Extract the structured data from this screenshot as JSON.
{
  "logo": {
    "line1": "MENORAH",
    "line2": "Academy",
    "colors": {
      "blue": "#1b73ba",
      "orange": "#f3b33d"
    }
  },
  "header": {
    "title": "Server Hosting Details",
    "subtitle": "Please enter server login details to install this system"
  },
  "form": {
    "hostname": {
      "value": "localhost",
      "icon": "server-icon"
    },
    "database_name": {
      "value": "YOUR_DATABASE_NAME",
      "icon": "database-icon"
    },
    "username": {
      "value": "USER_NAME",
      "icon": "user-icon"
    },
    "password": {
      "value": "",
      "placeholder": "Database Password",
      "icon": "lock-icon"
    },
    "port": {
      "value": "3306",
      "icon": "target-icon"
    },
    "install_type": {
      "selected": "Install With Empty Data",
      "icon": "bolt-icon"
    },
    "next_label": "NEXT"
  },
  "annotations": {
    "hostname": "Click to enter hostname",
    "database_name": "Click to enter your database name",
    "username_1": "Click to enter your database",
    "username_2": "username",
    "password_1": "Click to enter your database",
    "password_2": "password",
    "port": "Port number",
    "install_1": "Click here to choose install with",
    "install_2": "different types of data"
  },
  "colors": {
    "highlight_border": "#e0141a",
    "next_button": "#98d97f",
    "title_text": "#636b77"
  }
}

Task requirements: Copy out each line exactly.

Expected answer:
Extract the structured data from this screenshot as JSON.
{
  "logo": {
    "line1": "MENORAH",
    "line2": "Academy",
    "colors": {
      "blue": "#1b73ba",
      "orange": "#f3b33d"
    }
  },
  "header": {
    "title": "Server Hosting Details",
    "subtitle": "Please enter server login details to install this system"
  },
  "form": {
    "hostname": {
      "value": "localhost",
      "icon": "server-icon"
    },
    "database_name": {
      "value": "YOUR_DATABASE_NAME",
      "icon": "database-icon"
    },
    "username": {
      "value": "USER_NAME",
      "icon": "user-icon"
    },
    "password": {
      "value": "",
      "placeholder": "Database Password",
      "icon": "lock-icon"
    },
    "port": {
      "value": "3306",
      "icon": "target-icon"
    },
    "install_type": {
      "selected": "Install With Empty Data",
      "icon": "bolt-icon"
    },
    "next_label": "NEXT"
  },
  "annotations": {
    "hostname": "Click to enter hostname",
    "database_name": "Click to enter your database name",
    "username_1": "Click to enter your database",
    "username_2": "username",
    "password_1": "Click to enter your database",
    "password_2": "password",
    "port": "Port number",
    "install_1": "Click here to choose install with",
    "install_2": "different types of data"
  },
  "colors": {
    "highlight_border": "#e0141a",
    "next_button": "#98d97f",
    "title_text": "#636b77"
  }
}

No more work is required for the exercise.